== Passage provided ==

This essay is a companion piece by Daniela K. Helbig for the article, ‘Life without toothache’, in the latest issue of the Journal of the History of Ideas, 80/1 (2019), 91-112.

Writing tools: between the history of ideas and media theory

Openly and not without irony, the Enlightenment physicist, satirist, and public intellectual Georg Christoph Lichtenberg acknowledged the mercantile origin of his notebooks. Kept from at least 1765 until his death in 1799, they made him famous under the name of Sudelbücher (digitized version at UB Göttingen):

Merchants have their waste book, Sudelbuch or Klitterbuch in German I believe, in which they list all that they have sold or bought every single day, everything as it comes and in no particular order. The waste book’s content is then transferred to the Journal in a more systematic fashion, and at last it ends up in the “Leidger [sic] at double entrance,” following the Italian way of bookkeeping. […] This is a process worthy of imitation by the learned.”(See Ulrich Joost’s analysis in this volume, 24-35.)

===

▶ [Exercise prompt]: Return the part of the essay on Lichtenberg's notebooks word for word, everything from "Writing tools: between" down to "this volume, 24-35.)". The data that comes next was taken from a different source than the essay.

== Excerpted records ==

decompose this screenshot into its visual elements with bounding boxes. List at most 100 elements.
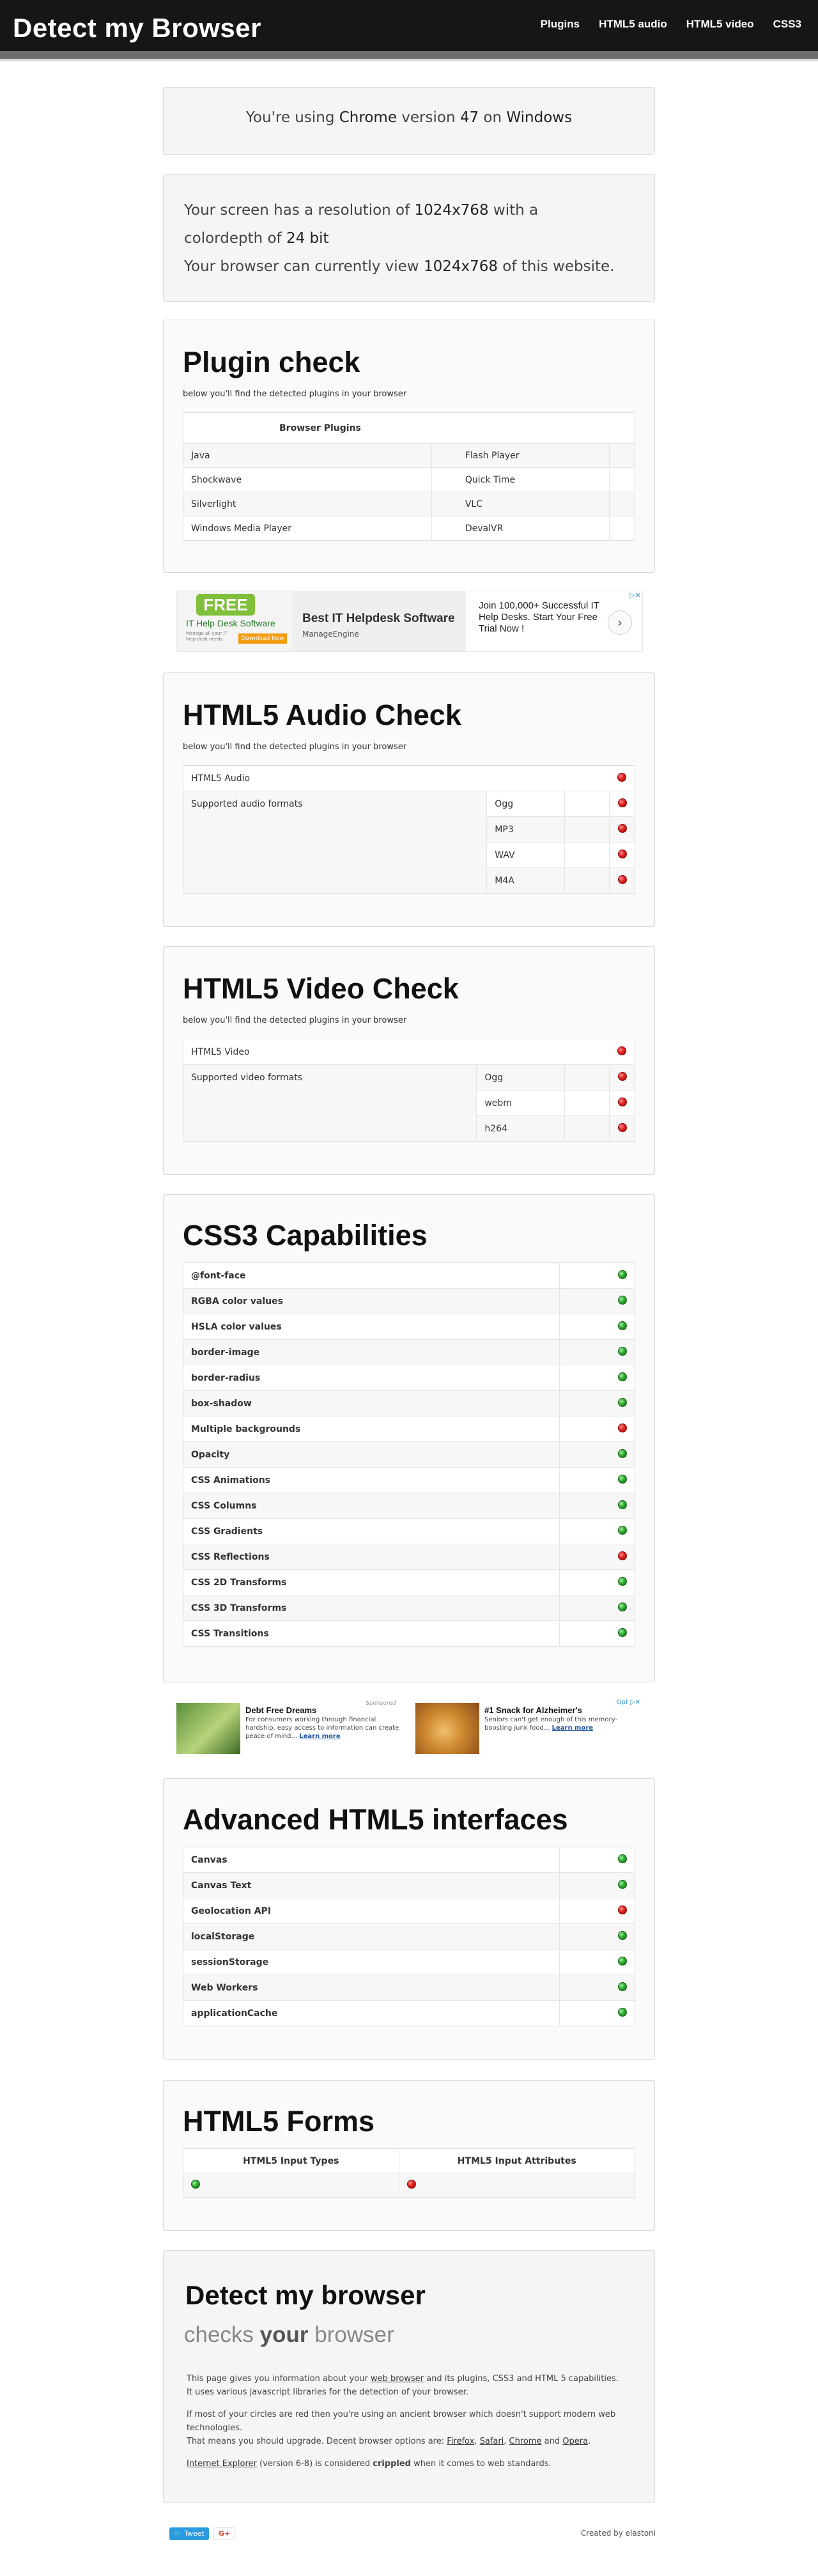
ad-title-panel: Best IT Helpdesk Software ManageEngine [292, 591, 466, 651]
about-link-web-browser[interactable]: web browser [371, 2374, 424, 2384]
brand-title[interactable]: Detect my Browser [13, 13, 261, 43]
audio-table: HTML5 Audio Supported audio formats Ogg … [183, 765, 635, 894]
ad-choices-icon[interactable]: Opt ▷✕ [617, 1699, 640, 1706]
ad-a-learn-more[interactable]: Learn more [299, 1733, 340, 1740]
footer-credit: Created by elastoni [580, 2529, 656, 2538]
ad-download-badge[interactable]: Download Now [238, 633, 287, 644]
audio-check-section: HTML5 Audio Check below you'll find the … [163, 672, 655, 927]
link-safari[interactable]: Safari [480, 2437, 504, 2446]
html5-forms-table: HTML5 Input Types HTML5 Input Attributes [183, 2148, 635, 2198]
plugin-check-subtitle: below you'll find the detected plugins i… [183, 389, 407, 399]
about-paragraph-1: This page gives you information about yo… [187, 2374, 619, 2397]
table-row: border-radius [183, 1365, 635, 1391]
table-row: Canvas [183, 1847, 635, 1873]
video-ogg-status-icon [617, 1071, 627, 1081]
css3-feature-status-icon [618, 1551, 628, 1560]
nav-link-html5-video[interactable]: HTML5 video [686, 18, 754, 31]
plugin-shockwave: Shockwave [183, 467, 432, 492]
about-section: Detect my browser checks your browser Th… [163, 2250, 655, 2503]
html5-interfaces-section: Advanced HTML5 interfaces Canvas Canvas T… [163, 1778, 655, 2060]
video-format-ogg: Ogg [476, 1064, 565, 1090]
html5-interface-label: Web Workers [183, 1975, 560, 2001]
css3-feature-label: CSS 2D Transforms [183, 1569, 560, 1595]
css3-feature-status-icon [618, 1474, 628, 1484]
css3-feature-label: CSS Transitions [183, 1620, 560, 1647]
screen-resolution: 1024x768 [414, 202, 489, 219]
link-internet-explorer[interactable]: Internet Explorer [187, 2459, 257, 2469]
audio-format-ogg: Ogg [486, 791, 565, 817]
css3-feature-status-icon [618, 1423, 628, 1432]
plugin-java: Java [183, 443, 432, 468]
table-row: Canvas Text [183, 1872, 635, 1898]
plugin-wmp: Windows Media Player [183, 516, 432, 541]
css3-feature-status-icon [618, 1295, 628, 1305]
video-webm-status-icon [617, 1097, 627, 1106]
ad-image-man[interactable] [176, 1703, 240, 1754]
ad-image-snack[interactable] [415, 1703, 479, 1754]
table-row: CSS 3D Transforms [183, 1595, 635, 1621]
html5-interface-status-icon [618, 1982, 628, 1991]
link-firefox[interactable]: Firefox [447, 2437, 474, 2446]
ad-a-title[interactable]: Debt Free Dreams [245, 1705, 316, 1715]
ad-advertiser: ManageEngine [302, 630, 359, 639]
css3-feature-status-icon [618, 1372, 628, 1381]
link-chrome[interactable]: Chrome [509, 2437, 542, 2446]
plugin-table: Browser Plugins Java Flash Player Shockw… [183, 412, 635, 541]
ad-sponsored-label: Sponsored [366, 1700, 396, 1707]
ad-logo-tiny: Manage all your IT help desk needs [186, 631, 228, 642]
forms-input-attributes-status-icon [406, 2179, 416, 2189]
css3-feature-label: HSLA color values [183, 1314, 560, 1340]
ad-b-text: Seniors can't get enough of this memory-… [484, 1716, 617, 1732]
html5-interface-status-icon [618, 1930, 628, 1940]
audio-support-label: HTML5 Audio [191, 773, 251, 784]
css3-section: CSS3 Capabilities @font-face RGBA color v… [163, 1194, 655, 1682]
google-plus-button[interactable]: G+ [213, 2527, 235, 2540]
table-row: localStorage [183, 1923, 635, 1950]
ad-banner-helpdesk[interactable]: FREE IT Help Desk Software Manage all yo… [176, 591, 643, 652]
video-check-title: HTML5 Video Check [183, 972, 459, 1005]
css3-feature-status-icon [618, 1448, 628, 1458]
ad-a-text: For consumers working through financial … [245, 1716, 399, 1740]
ad-text: Join 100,000+ Successful IT Help Desks. … [479, 600, 599, 634]
table-row: @font-face [183, 1262, 635, 1289]
about-text: This page gives you information about yo… [187, 2372, 621, 2471]
nav-link-plugins[interactable]: Plugins [541, 18, 580, 31]
about-paragraph-3: That means you should upgrade. Decent br… [187, 2437, 591, 2446]
nav-link-css3[interactable]: CSS3 [773, 18, 801, 31]
link-opera[interactable]: Opera [562, 2437, 588, 2446]
table-row: Shockwave Quick Time [183, 467, 635, 492]
css3-feature-label: CSS Reflections [183, 1544, 560, 1570]
plugin-flash: Flash Player [457, 443, 610, 468]
video-check-subtitle: below you'll find the detected plugins i… [183, 1016, 407, 1025]
css3-feature-status-icon [618, 1321, 628, 1330]
ad-title[interactable]: Best IT Helpdesk Software [302, 612, 455, 626]
video-h264-status-icon [617, 1122, 627, 1132]
css3-feature-status-icon [618, 1397, 628, 1407]
video-format-webm: webm [476, 1090, 565, 1116]
ad-banner-native: Debt Free Dreams For consumers working t… [176, 1699, 643, 1759]
ad-logo-panel: FREE IT Help Desk Software Manage all yo… [177, 591, 292, 651]
css3-feature-status-icon [618, 1525, 628, 1535]
audio-check-subtitle: below you'll find the detected plugins i… [183, 742, 407, 752]
ad-arrow-icon[interactable]: › [608, 610, 632, 635]
about-paragraph-2: If most of your circles are red then you… [187, 2410, 616, 2433]
table-row: HTML5 Video [183, 1039, 635, 1065]
audio-format-mp3: MP3 [486, 816, 565, 842]
ad-b-title[interactable]: #1 Snack for Alzheimer's [484, 1705, 582, 1715]
html5-interface-label: localStorage [183, 1923, 560, 1950]
css3-feature-label: @font-face [191, 1270, 246, 1281]
table-row: CSS Columns [183, 1493, 635, 1519]
table-row: Supported video formats Ogg [183, 1064, 635, 1142]
video-format-h264: h264 [476, 1115, 565, 1142]
plugin-quicktime: Quick Time [457, 467, 610, 492]
html5-interfaces-table: Canvas Canvas Text Geolocation API localSto… [183, 1847, 635, 2026]
table-row: Windows Media Player DevalVR [183, 516, 635, 541]
tweet-button[interactable]: 🐦 Tweet [169, 2527, 209, 2540]
html5-interface-status-icon [618, 1956, 628, 1966]
css3-feature-label: RGBA color values [183, 1288, 560, 1314]
nav-link-html5-audio[interactable]: HTML5 audio [599, 18, 667, 31]
ad-b-learn-more[interactable]: Learn more [552, 1725, 593, 1732]
ad-choices-icon[interactable]: ▷✕ [629, 591, 641, 600]
audio-ogg-status-icon [617, 798, 627, 807]
video-table: HTML5 Video Supported video formats Ogg … [183, 1039, 635, 1142]
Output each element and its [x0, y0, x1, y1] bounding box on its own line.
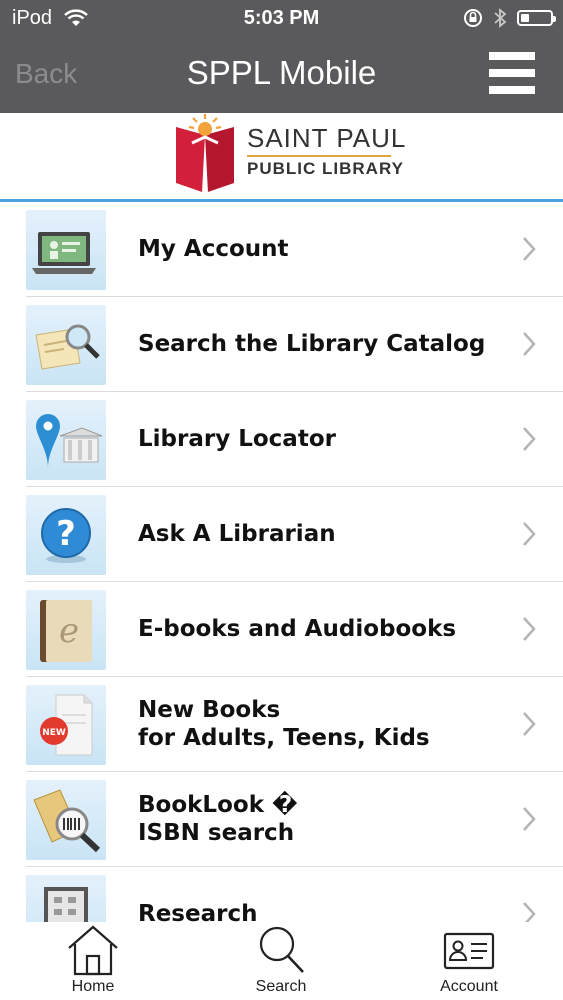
svg-text:NEW: NEW: [42, 728, 66, 738]
tab-account-label: Account: [440, 978, 498, 995]
ebook-icon: e: [26, 590, 106, 670]
tab-search[interactable]: Search: [221, 922, 341, 1000]
chevron-right-icon: [523, 522, 536, 546]
nav-bar: Back SPPL Mobile: [0, 38, 563, 113]
library-logo-icon: [176, 114, 234, 193]
menu-item-ask-librarian[interactable]: ? Ask A Librarian: [26, 487, 563, 582]
tab-account[interactable]: Account: [409, 922, 529, 1000]
account-card-icon: [443, 932, 495, 970]
menu-item-search-catalog[interactable]: Search the Library Catalog: [26, 297, 563, 392]
menu-item-new-books[interactable]: NEW New Books for Adults, Teens, Kids: [26, 677, 563, 772]
logo-text-saint-paul: SAINT PAUL: [247, 123, 407, 153]
menu-item-label: E-books and Audiobooks: [138, 616, 457, 642]
rotation-lock-icon: [464, 9, 482, 27]
menu-item-sublabel: ISBN search: [138, 820, 295, 846]
page-title: SPPL Mobile: [186, 54, 377, 91]
menu-item-research[interactable]: Research: [26, 867, 563, 922]
chevron-right-icon: [523, 427, 536, 451]
menu-item-label: Library Locator: [138, 426, 336, 452]
menu-item-label: New Books: [138, 697, 281, 723]
library-logo-banner: SAINT PAUL PUBLIC LIBRARY: [0, 113, 563, 202]
tab-bar: Home Search Account: [0, 922, 563, 1000]
menu-item-booklook-isbn[interactable]: BookLook � ISBN search: [26, 772, 563, 867]
menu-item-ebooks-audiobooks[interactable]: e E-books and Audiobooks: [26, 582, 563, 677]
question-icon: ?: [26, 495, 106, 575]
menu-item-label: Research: [138, 901, 258, 922]
main-menu-list: My Account Search the Library Catalog Li…: [26, 202, 563, 922]
barcode-search-icon: [26, 780, 106, 860]
menu-item-sublabel: for Adults, Teens, Kids: [138, 725, 430, 751]
status-bar: iPod 5:03 PM: [0, 0, 563, 38]
chevron-right-icon: [523, 617, 536, 641]
research-icon: [26, 875, 106, 922]
battery-icon: [517, 10, 556, 26]
menu-item-library-locator[interactable]: Library Locator: [26, 392, 563, 487]
chevron-right-icon: [523, 332, 536, 356]
chevron-right-icon: [523, 902, 536, 922]
menu-item-label: My Account: [138, 236, 289, 262]
tab-home[interactable]: Home: [33, 922, 153, 1000]
menu-item-label: Search the Library Catalog: [138, 331, 486, 357]
menu-item-label: BookLook �: [138, 792, 298, 818]
map-pin-library-icon: [26, 400, 106, 480]
chevron-right-icon: [523, 237, 536, 261]
bluetooth-icon: [494, 8, 507, 28]
chevron-right-icon: [523, 712, 536, 736]
menu-item-my-account[interactable]: My Account: [26, 202, 563, 297]
home-icon: [68, 925, 118, 976]
laptop-icon: [26, 210, 106, 290]
menu-item-label: Ask A Librarian: [138, 521, 336, 547]
search-icon: [259, 926, 304, 973]
logo-text-public-library: PUBLIC LIBRARY: [247, 159, 404, 178]
svg-text:e: e: [59, 611, 79, 651]
catalog-search-icon: [26, 305, 106, 385]
chevron-right-icon: [523, 807, 536, 831]
tab-home-label: Home: [71, 978, 115, 995]
logo-divider: [247, 155, 391, 157]
svg-text:?: ?: [56, 514, 76, 554]
tab-search-label: Search: [255, 978, 307, 995]
hamburger-menu-icon[interactable]: [489, 52, 535, 98]
new-books-icon: NEW: [26, 685, 106, 765]
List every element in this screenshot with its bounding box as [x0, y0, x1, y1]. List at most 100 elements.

===

▶ [Solution for this exercise]:
Writing tools: between the history of ideas and media theory

Openly and not without irony, the Enlightenment physicist, satirist, and public intellectual Georg Christoph Lichtenberg acknowledged the mercantile origin of his notebooks. Kept from at least 1765 until his death in 1799, they made him famous under the name of Sudelbücher (digitized version at UB Göttingen):

Merchants have their waste book, Sudelbuch or Klitterbuch in German I believe, in which they list all that they have sold or bought every single day, everything as it comes and in no particular order. The waste book’s content is then transferred to the Journal in a more systematic fashion, and at last it ends up in the “Leidger [sic] at double entrance,” following the Italian way of bookkeeping. […] This is a process worthy of imitation by the learned.”(See Ulrich Joost’s analysis in this volume, 24-35.)